=== AVAILABLE RECORDS ===

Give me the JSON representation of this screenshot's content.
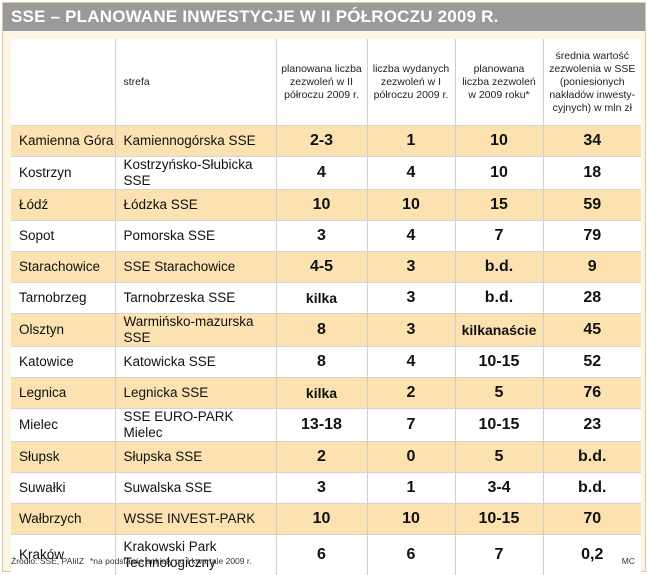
{
  "title": "SSE – PLANOWANE INWESTYCJE W II PÓŁROCZU 2009 R.",
  "chart_data": {
    "type": "table",
    "columns": [
      "",
      "strefa",
      "planowana liczba zezwoleń w II półroczu 2009 r.",
      "liczba wydanych zezwoleń w I półroczu 2009 r.",
      "planowana liczba zezwoleń w 2009 roku*",
      "średnia wartość zezwolenia w SSE (poniesionych nakładów inwesty-cyjnych) w mln zł"
    ],
    "rows": [
      {
        "city": "Kamienna Góra",
        "zone": "Kamiennogórska SSE",
        "planned_h2": "2-3",
        "issued_h1": "1",
        "planned_2009": "10",
        "avg_value": "34"
      },
      {
        "city": "Kostrzyn",
        "zone": "Kostrzyńsko-Słubicka SSE",
        "planned_h2": "4",
        "issued_h1": "4",
        "planned_2009": "10",
        "avg_value": "18"
      },
      {
        "city": "Łódź",
        "zone": "Łódzka SSE",
        "planned_h2": "10",
        "issued_h1": "10",
        "planned_2009": "15",
        "avg_value": "59"
      },
      {
        "city": "Sopot",
        "zone": "Pomorska SSE",
        "planned_h2": "3",
        "issued_h1": "4",
        "planned_2009": "7",
        "avg_value": "79"
      },
      {
        "city": "Starachowice",
        "zone": "SSE Starachowice",
        "planned_h2": "4-5",
        "issued_h1": "3",
        "planned_2009": "b.d.",
        "avg_value": "9"
      },
      {
        "city": "Tarnobrzeg",
        "zone": "Tarnobrzeska SSE",
        "planned_h2": "kilka",
        "issued_h1": "3",
        "planned_2009": "b.d.",
        "avg_value": "28"
      },
      {
        "city": "Olsztyn",
        "zone": "Warmińsko-mazurska SSE",
        "planned_h2": "8",
        "issued_h1": "3",
        "planned_2009": "kilkanaście",
        "avg_value": "45"
      },
      {
        "city": "Katowice",
        "zone": "Katowicka SSE",
        "planned_h2": "8",
        "issued_h1": "4",
        "planned_2009": "10-15",
        "avg_value": "52"
      },
      {
        "city": "Legnica",
        "zone": "Legnicka SSE",
        "planned_h2": "kilka",
        "issued_h1": "2",
        "planned_2009": "5",
        "avg_value": "76"
      },
      {
        "city": "Mielec",
        "zone": "SSE EURO-PARK Mielec",
        "planned_h2": "13-18",
        "issued_h1": "7",
        "planned_2009": "10-15",
        "avg_value": "23"
      },
      {
        "city": "Słupsk",
        "zone": "Słupska SSE",
        "planned_h2": "2",
        "issued_h1": "0",
        "planned_2009": "5",
        "avg_value": "b.d."
      },
      {
        "city": "Suwałki",
        "zone": "Suwalska SSE",
        "planned_h2": "3",
        "issued_h1": "1",
        "planned_2009": "3-4",
        "avg_value": "b.d."
      },
      {
        "city": "Wałbrzych",
        "zone": "WSSE INVEST-PARK",
        "planned_h2": "10",
        "issued_h1": "10",
        "planned_2009": "10-15",
        "avg_value": "70"
      },
      {
        "city": "Kraków",
        "zone": "Krakowski Park Technologiczny",
        "planned_h2": "6",
        "issued_h1": "6",
        "planned_2009": "7",
        "avg_value": "0,2"
      }
    ]
  },
  "footer": {
    "source": "Źródło: SSE, PAIiIZ",
    "note": "*na podstawie ankiety po I kwartale 2009 r.",
    "credit": "MC"
  },
  "colors": {
    "title_bar": "#9a9a9a",
    "highlight_row": "#fbe2b0",
    "plain_row": "#ffffff",
    "frame_background": "#fdf6e6"
  }
}
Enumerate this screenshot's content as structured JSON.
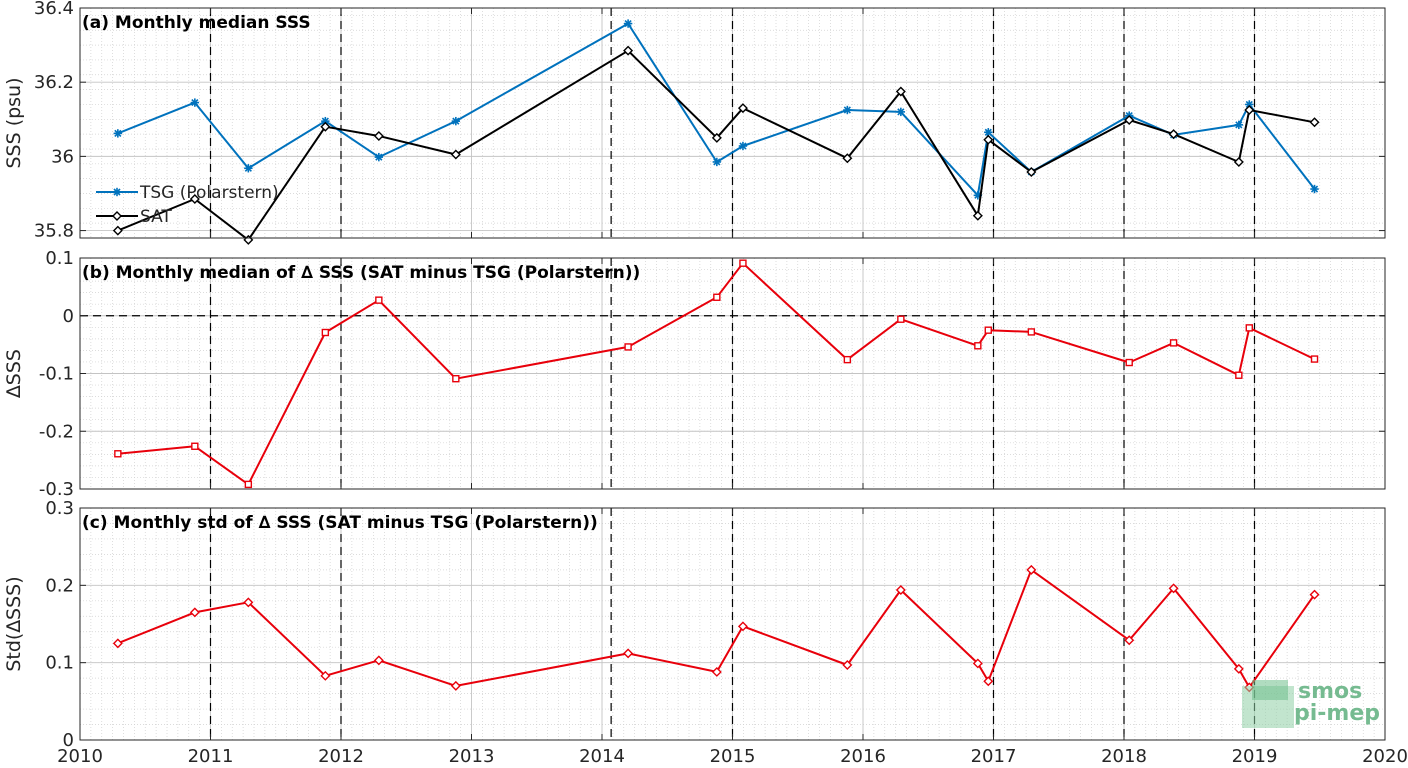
{
  "x_tick_labels": [
    "2010",
    "2011",
    "2012",
    "2013",
    "2014",
    "2015",
    "2016",
    "2017",
    "2018",
    "2019",
    "2020"
  ],
  "logo": {
    "line1": "smos",
    "line2": "pi-mep"
  },
  "colors": {
    "tsg": "#0072bd",
    "sat": "#000000",
    "delta": "#e8000b",
    "dashed": "#000000"
  },
  "chart_data": [
    {
      "type": "line",
      "title": "(a) Monthly median SSS",
      "ylabel": "SSS (psu)",
      "xlim": [
        2010,
        2020
      ],
      "ylim": [
        35.78,
        36.4
      ],
      "yticks": [
        35.8,
        36,
        36.2,
        36.4
      ],
      "ytick_labels": [
        "35.8",
        "36",
        "36.2",
        "36.4"
      ],
      "grid": true,
      "legend_position": "lower-left",
      "dashed_vlines": [
        2011.0,
        2012.0,
        2014.07,
        2015.0,
        2017.0,
        2018.0,
        2019.0
      ],
      "series": [
        {
          "name": "TSG (Polarstern)",
          "marker": "star",
          "x": [
            2010.29,
            2010.88,
            2011.29,
            2011.88,
            2012.29,
            2012.88,
            2014.2,
            2014.88,
            2015.08,
            2015.88,
            2016.29,
            2016.88,
            2016.96,
            2017.29,
            2018.04,
            2018.38,
            2018.88,
            2018.96,
            2019.46
          ],
          "y": [
            36.062,
            36.145,
            35.968,
            36.095,
            35.998,
            36.095,
            36.358,
            35.985,
            36.028,
            36.125,
            36.12,
            35.895,
            36.065,
            35.958,
            36.11,
            36.058,
            36.085,
            36.14,
            35.912
          ]
        },
        {
          "name": "SAT",
          "marker": "diamond",
          "x": [
            2010.29,
            2010.88,
            2011.29,
            2011.88,
            2012.29,
            2012.88,
            2014.2,
            2014.88,
            2015.08,
            2015.88,
            2016.29,
            2016.88,
            2016.96,
            2017.29,
            2018.04,
            2018.38,
            2018.88,
            2018.96,
            2019.46
          ],
          "y": [
            35.8,
            35.885,
            35.775,
            36.08,
            36.055,
            36.005,
            36.285,
            36.05,
            36.13,
            35.995,
            36.175,
            35.84,
            36.045,
            35.958,
            36.098,
            36.06,
            35.985,
            36.125,
            36.092
          ]
        }
      ]
    },
    {
      "type": "line",
      "title": "(b) Monthly median of ∆ SSS (SAT minus TSG (Polarstern))",
      "ylabel": "∆SSS",
      "xlim": [
        2010,
        2020
      ],
      "ylim": [
        -0.3,
        0.1
      ],
      "yticks": [
        -0.3,
        -0.2,
        -0.1,
        0,
        0.1
      ],
      "ytick_labels": [
        "-0.3",
        "-0.2",
        "-0.1",
        "0",
        "0.1"
      ],
      "grid": true,
      "zero_line": true,
      "dashed_vlines": [
        2011.0,
        2012.0,
        2014.07,
        2015.0,
        2017.0,
        2018.0,
        2019.0
      ],
      "series": [
        {
          "name": "",
          "marker": "square",
          "x": [
            2010.29,
            2010.88,
            2011.29,
            2011.88,
            2012.29,
            2012.88,
            2014.2,
            2014.88,
            2015.08,
            2015.88,
            2016.29,
            2016.88,
            2016.96,
            2017.29,
            2018.04,
            2018.38,
            2018.88,
            2018.96,
            2019.46
          ],
          "y": [
            -0.239,
            -0.226,
            -0.292,
            -0.029,
            0.027,
            -0.109,
            -0.054,
            0.032,
            0.091,
            -0.076,
            -0.006,
            -0.052,
            -0.025,
            -0.028,
            -0.081,
            -0.047,
            -0.103,
            -0.021,
            -0.075
          ]
        }
      ]
    },
    {
      "type": "line",
      "title": "(c) Monthly std of ∆ SSS (SAT minus TSG (Polarstern))",
      "ylabel": "Std(∆SSS)",
      "xlim": [
        2010,
        2020
      ],
      "ylim": [
        0,
        0.3
      ],
      "yticks": [
        0,
        0.1,
        0.2,
        0.3
      ],
      "ytick_labels": [
        "0",
        "0.1",
        "0.2",
        "0.3"
      ],
      "grid": true,
      "dashed_vlines": [
        2011.0,
        2012.0,
        2014.07,
        2015.0,
        2017.0,
        2018.0,
        2019.0
      ],
      "series": [
        {
          "name": "",
          "marker": "diamond",
          "x": [
            2010.29,
            2010.88,
            2011.29,
            2011.88,
            2012.29,
            2012.88,
            2014.2,
            2014.88,
            2015.08,
            2015.88,
            2016.29,
            2016.88,
            2016.96,
            2017.29,
            2018.04,
            2018.38,
            2018.88,
            2018.96,
            2019.46
          ],
          "y": [
            0.125,
            0.165,
            0.178,
            0.083,
            0.103,
            0.07,
            0.112,
            0.088,
            0.147,
            0.097,
            0.194,
            0.099,
            0.076,
            0.22,
            0.129,
            0.196,
            0.092,
            0.068,
            0.188
          ]
        }
      ]
    }
  ]
}
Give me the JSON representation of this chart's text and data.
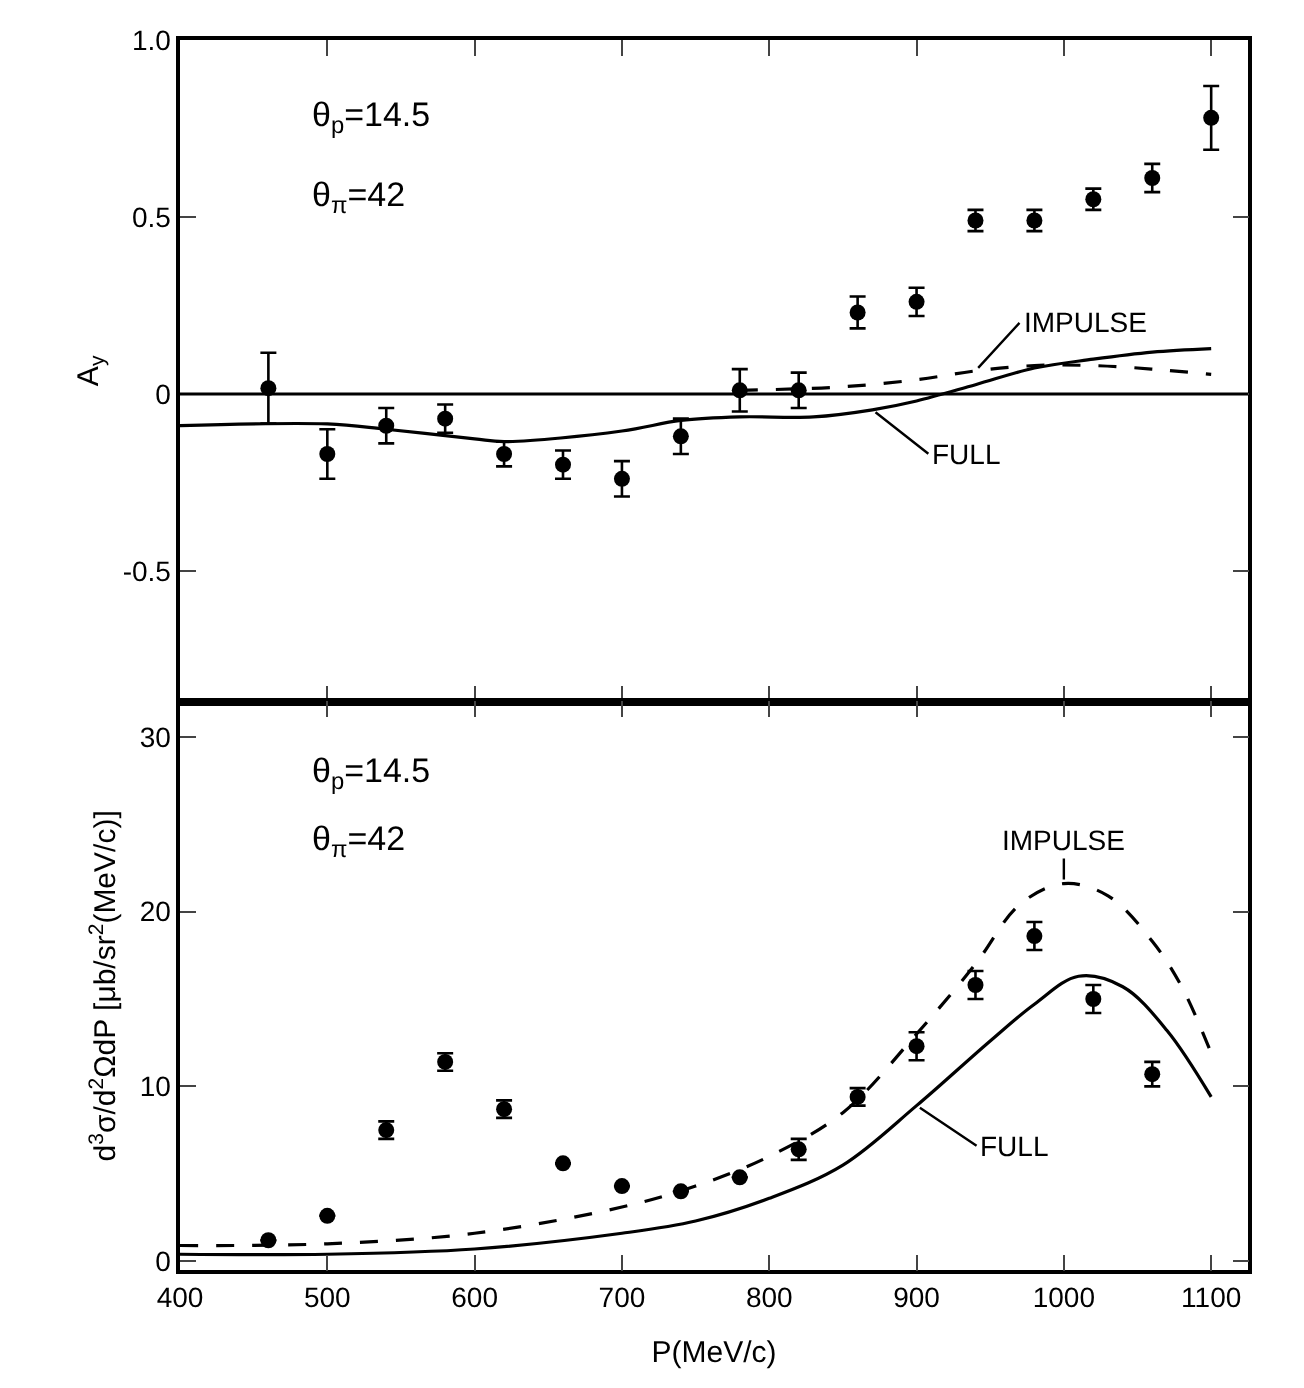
{
  "chart_data": [
    {
      "type": "scatter",
      "ylabel": "A$_{y}$",
      "annotations": [
        "θ$_{p}$=14.5",
        "θ$_{π}$=42"
      ],
      "xlim": [
        400,
        1125
      ],
      "xticks": [
        400,
        500,
        600,
        700,
        800,
        900,
        1000,
        1100
      ],
      "ylim": [
        -0.87,
        1.0
      ],
      "yticks": [
        -0.5,
        0,
        0.5,
        {
          "value": 1.0,
          "label": "1.0"
        }
      ],
      "tick_labels": "y",
      "grid": false,
      "legend": false,
      "ref_lines": [
        {
          "axis": "y",
          "value": 0,
          "color": "#000000",
          "line_style": "solid"
        }
      ],
      "series": [
        {
          "marker": "circle",
          "color": "#000000",
          "x": [
            460,
            500,
            540,
            580,
            620,
            660,
            700,
            740,
            780,
            820,
            860,
            900,
            940,
            980,
            1020,
            1060,
            1100
          ],
          "values": [
            0.016,
            -0.17,
            -0.09,
            -0.07,
            -0.17,
            -0.2,
            -0.24,
            -0.12,
            0.01,
            0.01,
            0.23,
            0.26,
            0.49,
            0.49,
            0.55,
            0.61,
            0.78
          ],
          "errors": [
            0.1,
            0.07,
            0.05,
            0.04,
            0.035,
            0.04,
            0.05,
            0.05,
            0.06,
            0.05,
            0.045,
            0.04,
            0.03,
            0.03,
            0.03,
            0.04,
            0.09
          ]
        },
        {
          "type": "line",
          "name": "IMPULSE",
          "color": "#000000",
          "line_style": "dashed",
          "x": [
            780,
            850,
            900,
            940,
            980,
            1020,
            1060,
            1100
          ],
          "values": [
            0.01,
            0.02,
            0.04,
            0.065,
            0.08,
            0.08,
            0.07,
            0.055
          ]
        },
        {
          "type": "line",
          "name": "FULL",
          "color": "#000000",
          "line_style": "solid",
          "x": [
            400,
            500,
            540,
            600,
            620,
            700,
            740,
            780,
            830,
            870,
            900,
            940,
            980,
            1020,
            1060,
            1100
          ],
          "values": [
            -0.09,
            -0.085,
            -0.1,
            -0.127,
            -0.135,
            -0.105,
            -0.075,
            -0.065,
            -0.065,
            -0.045,
            -0.02,
            0.026,
            0.073,
            0.098,
            0.118,
            0.128
          ]
        }
      ]
    },
    {
      "type": "scatter",
      "xlabel": "P(MeV/c)",
      "ylabel": "d$^{3}$σ/d$^{2}$ΩdP [μb/sr$^{2}$(MeV/c)]",
      "annotations": [
        "θ$_{p}$=14.5",
        "θ$_{π}$=42"
      ],
      "xlim": [
        400,
        1125
      ],
      "xticks": [
        400,
        500,
        600,
        700,
        800,
        900,
        1000,
        1100
      ],
      "ylim": [
        -0.5,
        32
      ],
      "yticks": [
        0,
        10,
        20,
        30
      ],
      "grid": false,
      "legend": false,
      "series": [
        {
          "marker": "circle",
          "color": "#000000",
          "x": [
            460,
            500,
            540,
            580,
            620,
            660,
            700,
            740,
            780,
            820,
            860,
            900,
            940,
            980,
            1020,
            1060
          ],
          "values": [
            1.2,
            2.6,
            7.5,
            11.4,
            8.7,
            5.6,
            4.3,
            4.0,
            4.8,
            6.4,
            9.4,
            12.3,
            15.8,
            18.6,
            15.0,
            10.7
          ],
          "errors": [
            null,
            null,
            0.5,
            0.5,
            0.5,
            null,
            null,
            null,
            null,
            0.6,
            0.5,
            0.8,
            0.8,
            0.8,
            0.8,
            0.7
          ]
        },
        {
          "type": "line",
          "name": "IMPULSE",
          "color": "#000000",
          "line_style": "dashed",
          "x": [
            400,
            500,
            600,
            700,
            750,
            800,
            850,
            900,
            940,
            970,
            1000,
            1030,
            1060,
            1080,
            1100
          ],
          "values": [
            0.9,
            1.0,
            1.6,
            3.1,
            4.3,
            6.0,
            8.5,
            13.0,
            17.0,
            20.4,
            21.6,
            20.9,
            18.3,
            15.7,
            11.9
          ]
        },
        {
          "type": "line",
          "name": "FULL",
          "color": "#000000",
          "line_style": "solid",
          "x": [
            400,
            500,
            600,
            700,
            750,
            800,
            850,
            900,
            950,
            980,
            1010,
            1040,
            1070,
            1100
          ],
          "values": [
            0.4,
            0.4,
            0.7,
            1.6,
            2.3,
            3.6,
            5.5,
            8.9,
            12.6,
            14.7,
            16.3,
            15.7,
            13.2,
            9.4
          ]
        }
      ]
    }
  ]
}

===

■ **WHAT THE TASK ASKS**: Find how many lines in the listing contain the word "Polarstern" and give that count alone.

■ **REPLY TO THE TASK**: 3